══ TEXT BLOCK

Willis spent a few weeks in a hard cast, followed by two more weeks in a protective walking boot, after which he began a rigorous rehabilitation program that included extensive stretching to help break up scar tissue, exercising with resistance bands, elliptical workouts and running on a trampoline and in a pool.

Willis started running last week, and said he can sprint, as long as it’s in a straight line. “Going sideways is pretty good,” he said, “but it’s weak.”

Once he is cleared to resume cutting while running, Willis said he anticipates that his workout regimen will get him ready to join his teammates when the Mustangs report for preseason workouts in early August.

His pre-injury offseason workout regimen changed Willis’s physique, making him leaner, and he continues to work about five hours a day, either on his rehab or watching film … or more often, both. Now, while his teammates run in the summer heat in the team’s optional offseason workouts, Willis is working out on his own as he tries to get ready for practice in August.

“Toward the end of last season, I got really comfortable (at wide receiver),” Willis said. “Then the workouts I did in the offseason changed my body — it will help me at receiver. At quarterback, it’s not like I took plays off, but you don’t have to sprint on every play. You hand the ball off some, you have quick passes that get the ball out of your hands.

════
══ SUPPLIED ENTRIES

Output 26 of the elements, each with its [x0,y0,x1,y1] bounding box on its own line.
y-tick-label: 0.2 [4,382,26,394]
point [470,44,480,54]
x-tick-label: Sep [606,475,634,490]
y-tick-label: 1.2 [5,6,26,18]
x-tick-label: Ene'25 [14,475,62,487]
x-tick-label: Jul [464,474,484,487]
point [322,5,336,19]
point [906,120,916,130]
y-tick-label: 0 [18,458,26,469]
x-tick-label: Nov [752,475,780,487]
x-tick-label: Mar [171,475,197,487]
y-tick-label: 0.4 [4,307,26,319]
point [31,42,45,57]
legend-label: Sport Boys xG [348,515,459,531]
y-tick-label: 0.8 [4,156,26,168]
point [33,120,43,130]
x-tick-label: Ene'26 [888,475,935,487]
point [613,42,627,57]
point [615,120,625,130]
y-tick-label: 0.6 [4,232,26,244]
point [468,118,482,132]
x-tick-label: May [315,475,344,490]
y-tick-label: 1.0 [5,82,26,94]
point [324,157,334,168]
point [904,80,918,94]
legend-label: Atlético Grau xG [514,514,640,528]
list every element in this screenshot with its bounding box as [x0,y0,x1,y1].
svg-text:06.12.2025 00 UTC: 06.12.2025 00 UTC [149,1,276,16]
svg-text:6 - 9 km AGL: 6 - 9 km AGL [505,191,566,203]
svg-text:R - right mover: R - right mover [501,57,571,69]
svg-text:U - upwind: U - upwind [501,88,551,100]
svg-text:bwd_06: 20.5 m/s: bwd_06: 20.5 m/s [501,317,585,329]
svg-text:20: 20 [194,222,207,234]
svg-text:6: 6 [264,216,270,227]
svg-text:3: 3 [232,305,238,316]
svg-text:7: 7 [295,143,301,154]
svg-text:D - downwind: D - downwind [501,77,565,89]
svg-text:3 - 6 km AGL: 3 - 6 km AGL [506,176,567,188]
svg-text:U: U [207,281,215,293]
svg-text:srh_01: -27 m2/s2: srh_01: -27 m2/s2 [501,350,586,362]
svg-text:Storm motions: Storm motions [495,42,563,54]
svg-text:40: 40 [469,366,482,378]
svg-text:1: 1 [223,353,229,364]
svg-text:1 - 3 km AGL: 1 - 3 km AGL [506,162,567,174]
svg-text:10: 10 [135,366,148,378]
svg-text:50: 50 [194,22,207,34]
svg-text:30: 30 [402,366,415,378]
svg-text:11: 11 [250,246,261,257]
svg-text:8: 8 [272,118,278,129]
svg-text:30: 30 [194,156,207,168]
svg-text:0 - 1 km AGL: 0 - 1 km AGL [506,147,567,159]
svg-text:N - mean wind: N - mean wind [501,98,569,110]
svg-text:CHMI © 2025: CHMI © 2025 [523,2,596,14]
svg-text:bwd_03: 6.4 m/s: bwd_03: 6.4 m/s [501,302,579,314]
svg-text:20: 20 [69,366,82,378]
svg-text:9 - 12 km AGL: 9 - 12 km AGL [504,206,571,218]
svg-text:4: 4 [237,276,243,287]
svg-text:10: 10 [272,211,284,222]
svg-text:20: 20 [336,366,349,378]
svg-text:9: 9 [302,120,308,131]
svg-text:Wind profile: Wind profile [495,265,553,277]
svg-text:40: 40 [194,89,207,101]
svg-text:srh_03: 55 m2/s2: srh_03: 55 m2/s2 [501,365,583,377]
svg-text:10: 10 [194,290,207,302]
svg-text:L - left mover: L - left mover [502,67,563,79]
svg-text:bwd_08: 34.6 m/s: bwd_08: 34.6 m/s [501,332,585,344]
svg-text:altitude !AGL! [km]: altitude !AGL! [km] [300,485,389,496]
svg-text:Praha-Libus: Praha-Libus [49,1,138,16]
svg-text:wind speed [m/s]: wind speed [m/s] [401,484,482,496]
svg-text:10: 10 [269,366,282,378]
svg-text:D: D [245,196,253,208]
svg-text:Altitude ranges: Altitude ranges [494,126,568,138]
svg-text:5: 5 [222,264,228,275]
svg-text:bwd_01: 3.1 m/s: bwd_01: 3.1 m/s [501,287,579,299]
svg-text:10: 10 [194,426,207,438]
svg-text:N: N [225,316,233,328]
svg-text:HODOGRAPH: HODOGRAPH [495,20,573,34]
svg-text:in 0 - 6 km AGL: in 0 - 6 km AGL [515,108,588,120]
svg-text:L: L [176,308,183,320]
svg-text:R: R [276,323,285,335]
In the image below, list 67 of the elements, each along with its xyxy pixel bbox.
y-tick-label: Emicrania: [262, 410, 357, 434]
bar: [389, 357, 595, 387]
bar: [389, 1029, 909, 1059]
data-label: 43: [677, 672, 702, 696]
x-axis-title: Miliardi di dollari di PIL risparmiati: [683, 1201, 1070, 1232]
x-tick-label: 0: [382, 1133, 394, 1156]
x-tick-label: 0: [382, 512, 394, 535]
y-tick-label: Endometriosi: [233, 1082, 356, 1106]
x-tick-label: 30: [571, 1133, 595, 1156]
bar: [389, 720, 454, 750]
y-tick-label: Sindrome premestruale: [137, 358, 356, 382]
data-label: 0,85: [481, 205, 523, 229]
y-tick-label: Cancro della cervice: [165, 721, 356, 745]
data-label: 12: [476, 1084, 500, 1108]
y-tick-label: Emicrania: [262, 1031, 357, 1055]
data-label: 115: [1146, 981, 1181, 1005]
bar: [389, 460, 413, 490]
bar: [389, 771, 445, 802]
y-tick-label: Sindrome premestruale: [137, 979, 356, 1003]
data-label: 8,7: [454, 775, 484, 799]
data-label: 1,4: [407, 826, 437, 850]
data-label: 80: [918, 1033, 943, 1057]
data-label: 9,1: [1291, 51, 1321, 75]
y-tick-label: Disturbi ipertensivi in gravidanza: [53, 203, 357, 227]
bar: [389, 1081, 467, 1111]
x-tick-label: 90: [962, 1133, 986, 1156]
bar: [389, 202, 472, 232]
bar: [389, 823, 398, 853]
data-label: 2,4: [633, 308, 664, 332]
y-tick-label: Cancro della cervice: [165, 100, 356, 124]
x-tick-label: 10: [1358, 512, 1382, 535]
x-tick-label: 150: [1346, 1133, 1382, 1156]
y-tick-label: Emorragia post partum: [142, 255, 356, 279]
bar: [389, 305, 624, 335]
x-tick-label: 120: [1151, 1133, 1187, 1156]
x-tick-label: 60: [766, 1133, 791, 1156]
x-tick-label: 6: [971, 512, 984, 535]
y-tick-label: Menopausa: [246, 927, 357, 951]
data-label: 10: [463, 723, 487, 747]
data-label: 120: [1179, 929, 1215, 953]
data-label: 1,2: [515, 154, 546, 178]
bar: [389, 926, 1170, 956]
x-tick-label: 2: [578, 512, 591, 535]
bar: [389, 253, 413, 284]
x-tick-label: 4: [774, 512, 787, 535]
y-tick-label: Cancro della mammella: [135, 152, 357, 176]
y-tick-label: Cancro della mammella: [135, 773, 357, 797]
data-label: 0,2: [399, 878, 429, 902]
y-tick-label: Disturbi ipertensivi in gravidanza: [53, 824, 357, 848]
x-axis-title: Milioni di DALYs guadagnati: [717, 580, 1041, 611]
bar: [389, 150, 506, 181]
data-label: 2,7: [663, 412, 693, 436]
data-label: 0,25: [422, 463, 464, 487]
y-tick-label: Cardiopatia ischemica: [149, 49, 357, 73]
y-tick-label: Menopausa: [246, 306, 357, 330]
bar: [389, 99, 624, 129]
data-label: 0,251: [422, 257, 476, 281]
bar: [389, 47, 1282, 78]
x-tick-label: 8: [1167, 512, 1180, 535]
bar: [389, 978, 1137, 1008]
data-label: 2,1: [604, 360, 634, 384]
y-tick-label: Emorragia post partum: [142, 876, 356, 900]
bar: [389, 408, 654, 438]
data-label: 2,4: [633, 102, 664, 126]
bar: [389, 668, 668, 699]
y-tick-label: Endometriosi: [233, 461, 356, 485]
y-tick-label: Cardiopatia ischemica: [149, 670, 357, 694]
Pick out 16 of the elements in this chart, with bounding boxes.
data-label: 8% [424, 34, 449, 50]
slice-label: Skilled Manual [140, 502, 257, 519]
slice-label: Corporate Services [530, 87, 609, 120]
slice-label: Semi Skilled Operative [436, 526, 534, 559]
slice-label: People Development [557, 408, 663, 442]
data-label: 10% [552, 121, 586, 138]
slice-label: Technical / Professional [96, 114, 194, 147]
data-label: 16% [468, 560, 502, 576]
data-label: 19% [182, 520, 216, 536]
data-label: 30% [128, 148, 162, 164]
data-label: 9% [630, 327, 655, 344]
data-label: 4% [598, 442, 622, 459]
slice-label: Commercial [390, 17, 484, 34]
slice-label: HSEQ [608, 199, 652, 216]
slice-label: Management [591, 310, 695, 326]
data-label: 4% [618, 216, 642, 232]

════

# WHAT THIS EXERCISE ASKS:
A: In the passage about Willis's injury rehab, edit everything from "Once he is cleared" down to "practice in August." so that "routine" takes the place of "regimen".
B: Continue the passage about Willis's injury rehab from the point where it stops.

# RESPONSES PER TASK:
A:
Once he is cleared to resume cutting while running, Willis said he anticipates that his workout routine will get him ready to join his teammates when the Mustangs report for preseason workouts in early August.

His pre-injury offseason workout routine changed Willis’s physique, making him leaner, and he continues to work about five hours a day, either on his rehab or watching film … or more often, both. Now, while his teammates run in the summer heat in the team’s optional offseason workouts, Willis is working out on his own as he tries to get ready for practice in August.

B:
“But at receiver, you don’t get that — you’re running on every play. So I was working our harder than ever. I was getting more toned. I feel like more of an athlete now.”

His injury notwithstanding, Willis said he has no doubts he’ll be ready to play this fall … starting with the season opener.

“I’ll be ready for two-a-days — that’s for sure,” he said. “The guys (on the team) know I’m working hard to get back. I’m working out from 10-3 every day, and then going out and catching balls. The team knows I’m behind ’em, and that I’m going to do everything I can to help.

“I can’t wait to be back out there, and I can’t wait for the season. I don’t have the time or the patience or the desire to wait. I’m ready to get on it — I’m ready to win.”